- **Task directions**: Print all of the entries exactly, minus the pictures.

- **Records supplied**:
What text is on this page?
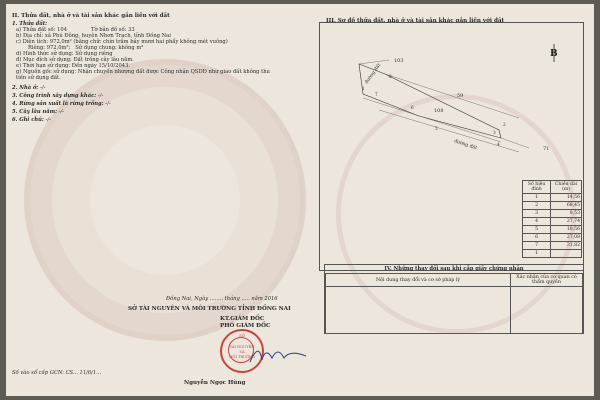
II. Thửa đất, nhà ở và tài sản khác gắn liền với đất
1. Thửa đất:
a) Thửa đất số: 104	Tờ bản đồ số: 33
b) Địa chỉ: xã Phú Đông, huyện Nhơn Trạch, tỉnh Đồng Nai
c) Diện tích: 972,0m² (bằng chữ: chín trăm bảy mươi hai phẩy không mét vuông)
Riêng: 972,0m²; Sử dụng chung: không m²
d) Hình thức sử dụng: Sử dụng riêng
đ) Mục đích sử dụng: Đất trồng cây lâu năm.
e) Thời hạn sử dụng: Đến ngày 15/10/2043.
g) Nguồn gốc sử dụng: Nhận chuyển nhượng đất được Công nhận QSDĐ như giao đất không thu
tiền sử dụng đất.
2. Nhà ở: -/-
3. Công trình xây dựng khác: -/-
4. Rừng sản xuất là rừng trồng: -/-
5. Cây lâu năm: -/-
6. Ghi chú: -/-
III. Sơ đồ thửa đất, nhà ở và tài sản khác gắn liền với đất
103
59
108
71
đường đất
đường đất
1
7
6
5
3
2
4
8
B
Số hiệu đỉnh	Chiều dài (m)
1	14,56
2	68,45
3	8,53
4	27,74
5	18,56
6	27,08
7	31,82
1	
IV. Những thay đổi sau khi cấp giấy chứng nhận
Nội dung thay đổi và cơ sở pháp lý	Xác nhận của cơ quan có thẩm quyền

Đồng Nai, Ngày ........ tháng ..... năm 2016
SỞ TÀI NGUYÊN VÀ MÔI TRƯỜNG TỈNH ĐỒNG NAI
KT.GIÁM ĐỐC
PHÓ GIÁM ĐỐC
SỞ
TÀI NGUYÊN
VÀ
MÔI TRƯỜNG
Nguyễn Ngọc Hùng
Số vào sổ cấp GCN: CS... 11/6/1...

- **Response to this task**:
What text is on this page?
II. Thửa đất, nhà ở và tài sản khác gắn liền với đất
1. Thửa đất:
a) Thửa đất số: 104	Tờ bản đồ số: 33
b) Địa chỉ: xã Phú Đông, huyện Nhơn Trạch, tỉnh Đồng Nai
c) Diện tích: 972,0m² (bằng chữ: chín trăm bảy mươi hai phẩy không mét vuông)
Riêng: 972,0m²; Sử dụng chung: không m²
d) Hình thức sử dụng: Sử dụng riêng
đ) Mục đích sử dụng: Đất trồng cây lâu năm.
e) Thời hạn sử dụng: Đến ngày 15/10/2043.
g) Nguồn gốc sử dụng: Nhận chuyển nhượng đất được Công nhận QSDĐ như giao đất không thu
tiền sử dụng đất.
2. Nhà ở: -/-
3. Công trình xây dựng khác: -/-
4. Rừng sản xuất là rừng trồng: -/-
5. Cây lâu năm: -/-
6. Ghi chú: -/-
III. Sơ đồ thửa đất, nhà ở và tài sản khác gắn liền với đất
103
59
108
71
đường đất
đường đất
1
7
6
5
3
2
4
8
B
Số hiệu đỉnh	Chiều dài (m)
1	14,56
2	68,45
3	8,53
4	27,74
5	18,56
6	27,08
7	31,82
1	
IV. Những thay đổi sau khi cấp giấy chứng nhận
Nội dung thay đổi và cơ sở pháp lý	Xác nhận của cơ quan có thẩm quyền

Đồng Nai, Ngày ........ tháng ..... năm 2016
SỞ TÀI NGUYÊN VÀ MÔI TRƯỜNG TỈNH ĐỒNG NAI
KT.GIÁM ĐỐC
PHÓ GIÁM ĐỐC
SỞ
TÀI NGUYÊN
VÀ
MÔI TRƯỜNG
Nguyễn Ngọc Hùng
Số vào sổ cấp GCN: CS... 11/6/1...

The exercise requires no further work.